» The exercise
Return the whole listing exactly as it stands.

» Records to process

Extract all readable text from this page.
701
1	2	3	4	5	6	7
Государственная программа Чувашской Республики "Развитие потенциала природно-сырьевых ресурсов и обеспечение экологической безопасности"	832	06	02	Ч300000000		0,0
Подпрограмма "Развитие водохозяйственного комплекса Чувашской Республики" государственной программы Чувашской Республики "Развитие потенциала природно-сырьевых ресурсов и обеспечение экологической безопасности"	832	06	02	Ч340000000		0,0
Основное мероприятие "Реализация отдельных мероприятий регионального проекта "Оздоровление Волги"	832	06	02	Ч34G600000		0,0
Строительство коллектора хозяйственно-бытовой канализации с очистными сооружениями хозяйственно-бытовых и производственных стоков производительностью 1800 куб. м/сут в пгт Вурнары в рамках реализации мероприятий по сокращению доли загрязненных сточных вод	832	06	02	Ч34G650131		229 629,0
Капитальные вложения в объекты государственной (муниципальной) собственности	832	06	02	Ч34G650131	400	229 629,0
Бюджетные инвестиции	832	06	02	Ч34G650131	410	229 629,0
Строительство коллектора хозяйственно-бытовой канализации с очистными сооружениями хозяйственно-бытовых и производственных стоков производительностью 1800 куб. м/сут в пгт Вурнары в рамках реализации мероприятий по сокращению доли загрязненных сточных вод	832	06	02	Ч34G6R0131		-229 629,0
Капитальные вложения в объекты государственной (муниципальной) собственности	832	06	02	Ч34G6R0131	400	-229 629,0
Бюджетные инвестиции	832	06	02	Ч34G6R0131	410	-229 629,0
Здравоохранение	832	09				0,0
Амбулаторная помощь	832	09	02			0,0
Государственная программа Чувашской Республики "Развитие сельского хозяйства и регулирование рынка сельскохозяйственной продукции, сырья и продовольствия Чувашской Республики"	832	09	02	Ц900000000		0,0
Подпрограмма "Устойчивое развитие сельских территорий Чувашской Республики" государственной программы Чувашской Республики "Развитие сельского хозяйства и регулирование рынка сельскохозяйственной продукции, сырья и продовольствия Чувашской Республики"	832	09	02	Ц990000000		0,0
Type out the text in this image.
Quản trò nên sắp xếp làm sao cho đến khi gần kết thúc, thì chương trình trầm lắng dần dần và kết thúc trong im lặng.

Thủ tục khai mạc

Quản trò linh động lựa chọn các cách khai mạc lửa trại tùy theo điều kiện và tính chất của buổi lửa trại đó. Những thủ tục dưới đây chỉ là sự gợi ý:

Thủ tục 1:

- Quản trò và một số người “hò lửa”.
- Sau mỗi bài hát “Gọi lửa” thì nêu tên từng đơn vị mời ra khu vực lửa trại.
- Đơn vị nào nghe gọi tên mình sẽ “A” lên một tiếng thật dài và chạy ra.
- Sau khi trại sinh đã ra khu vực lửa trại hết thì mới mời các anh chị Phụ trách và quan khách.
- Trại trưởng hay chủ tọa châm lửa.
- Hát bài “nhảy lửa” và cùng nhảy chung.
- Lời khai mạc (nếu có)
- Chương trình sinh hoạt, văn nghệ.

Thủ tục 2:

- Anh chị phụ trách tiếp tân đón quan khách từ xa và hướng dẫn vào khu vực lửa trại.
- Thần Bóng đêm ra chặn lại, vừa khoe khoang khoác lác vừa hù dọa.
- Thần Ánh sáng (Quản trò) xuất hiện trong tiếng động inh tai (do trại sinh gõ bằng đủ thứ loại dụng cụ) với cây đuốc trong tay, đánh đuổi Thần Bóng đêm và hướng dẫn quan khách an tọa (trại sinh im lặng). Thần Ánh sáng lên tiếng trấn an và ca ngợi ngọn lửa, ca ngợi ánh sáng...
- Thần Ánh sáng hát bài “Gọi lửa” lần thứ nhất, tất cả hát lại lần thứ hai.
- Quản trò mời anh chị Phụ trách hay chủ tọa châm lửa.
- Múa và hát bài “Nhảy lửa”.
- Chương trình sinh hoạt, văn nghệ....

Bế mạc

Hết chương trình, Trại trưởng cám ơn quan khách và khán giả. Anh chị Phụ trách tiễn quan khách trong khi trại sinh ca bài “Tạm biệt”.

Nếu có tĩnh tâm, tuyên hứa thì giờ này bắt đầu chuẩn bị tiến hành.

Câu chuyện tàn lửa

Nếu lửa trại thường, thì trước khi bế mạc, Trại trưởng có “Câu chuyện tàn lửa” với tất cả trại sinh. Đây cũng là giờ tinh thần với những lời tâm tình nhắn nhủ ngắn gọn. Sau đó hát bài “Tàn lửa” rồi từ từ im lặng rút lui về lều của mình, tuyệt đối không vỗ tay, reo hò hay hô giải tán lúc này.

» Reply
Extract all readable text from this page.
701
1	2	3	4	5	6	7
Государственная программа Чувашской Республики "Развитие потенциала природно-сырьевых ресурсов и обеспечение экологической безопасности"	832	06	02	Ч300000000		0,0
Подпрограмма "Развитие водохозяйственного комплекса Чувашской Республики" государственной программы Чувашской Республики "Развитие потенциала природно-сырьевых ресурсов и обеспечение экологической безопасности"	832	06	02	Ч340000000		0,0
Основное мероприятие "Реализация отдельных мероприятий регионального проекта "Оздоровление Волги"	832	06	02	Ч34G600000		0,0
Строительство коллектора хозяйственно-бытовой канализации с очистными сооружениями хозяйственно-бытовых и производственных стоков производительностью 1800 куб. м/сут в пгт Вурнары в рамках реализации мероприятий по сокращению доли загрязненных сточных вод	832	06	02	Ч34G650131		229 629,0
Капитальные вложения в объекты государственной (муниципальной) собственности	832	06	02	Ч34G650131	400	229 629,0
Бюджетные инвестиции	832	06	02	Ч34G650131	410	229 629,0
Строительство коллектора хозяйственно-бытовой канализации с очистными сооружениями хозяйственно-бытовых и производственных стоков производительностью 1800 куб. м/сут в пгт Вурнары в рамках реализации мероприятий по сокращению доли загрязненных сточных вод	832	06	02	Ч34G6R0131		-229 629,0
Капитальные вложения в объекты государственной (муниципальной) собственности	832	06	02	Ч34G6R0131	400	-229 629,0
Бюджетные инвестиции	832	06	02	Ч34G6R0131	410	-229 629,0
Здравоохранение	832	09				0,0
Амбулаторная помощь	832	09	02			0,0
Государственная программа Чувашской Республики "Развитие сельского хозяйства и регулирование рынка сельскохозяйственной продукции, сырья и продовольствия Чувашской Республики"	832	09	02	Ц900000000		0,0
Подпрограмма "Устойчивое развитие сельских территорий Чувашской Республики" государственной программы Чувашской Республики "Развитие сельского хозяйства и регулирование рынка сельскохозяйственной продукции, сырья и продовольствия Чувашской Республики"	832	09	02	Ц990000000		0,0
Type out the text in this image.
Quản trò nên sắp xếp làm sao cho đến khi gần kết thúc, thì chương trình trầm lắng dần dần và kết thúc trong im lặng.

Thủ tục khai mạc

Quản trò linh động lựa chọn các cách khai mạc lửa trại tùy theo điều kiện và tính chất của buổi lửa trại đó. Những thủ tục dưới đây chỉ là sự gợi ý:

Thủ tục 1:

- Quản trò và một số người “hò lửa”.
- Sau mỗi bài hát “Gọi lửa” thì nêu tên từng đơn vị mời ra khu vực lửa trại.
- Đơn vị nào nghe gọi tên mình sẽ “A” lên một tiếng thật dài và chạy ra.
- Sau khi trại sinh đã ra khu vực lửa trại hết thì mới mời các anh chị Phụ trách và quan khách.
- Trại trưởng hay chủ tọa châm lửa.
- Hát bài “nhảy lửa” và cùng nhảy chung.
- Lời khai mạc (nếu có)
- Chương trình sinh hoạt, văn nghệ.

Thủ tục 2:

- Anh chị phụ trách tiếp tân đón quan khách từ xa và hướng dẫn vào khu vực lửa trại.
- Thần Bóng đêm ra chặn lại, vừa khoe khoang khoác lác vừa hù dọa.
- Thần Ánh sáng (Quản trò) xuất hiện trong tiếng động inh tai (do trại sinh gõ bằng đủ thứ loại dụng cụ) với cây đuốc trong tay, đánh đuổi Thần Bóng đêm và hướng dẫn quan khách an tọa (trại sinh im lặng). Thần Ánh sáng lên tiếng trấn an và ca ngợi ngọn lửa, ca ngợi ánh sáng...
- Thần Ánh sáng hát bài “Gọi lửa” lần thứ nhất, tất cả hát lại lần thứ hai.
- Quản trò mời anh chị Phụ trách hay chủ tọa châm lửa.
- Múa và hát bài “Nhảy lửa”.
- Chương trình sinh hoạt, văn nghệ....

Bế mạc

Hết chương trình, Trại trưởng cám ơn quan khách và khán giả. Anh chị Phụ trách tiễn quan khách trong khi trại sinh ca bài “Tạm biệt”.

Nếu có tĩnh tâm, tuyên hứa thì giờ này bắt đầu chuẩn bị tiến hành.

Câu chuyện tàn lửa

Nếu lửa trại thường, thì trước khi bế mạc, Trại trưởng có “Câu chuyện tàn lửa” với tất cả trại sinh. Đây cũng là giờ tinh thần với những lời tâm tình nhắn nhủ ngắn gọn. Sau đó hát bài “Tàn lửa” rồi từ từ im lặng rút lui về lều của mình, tuyệt đối không vỗ tay, reo hò hay hô giải tán lúc này.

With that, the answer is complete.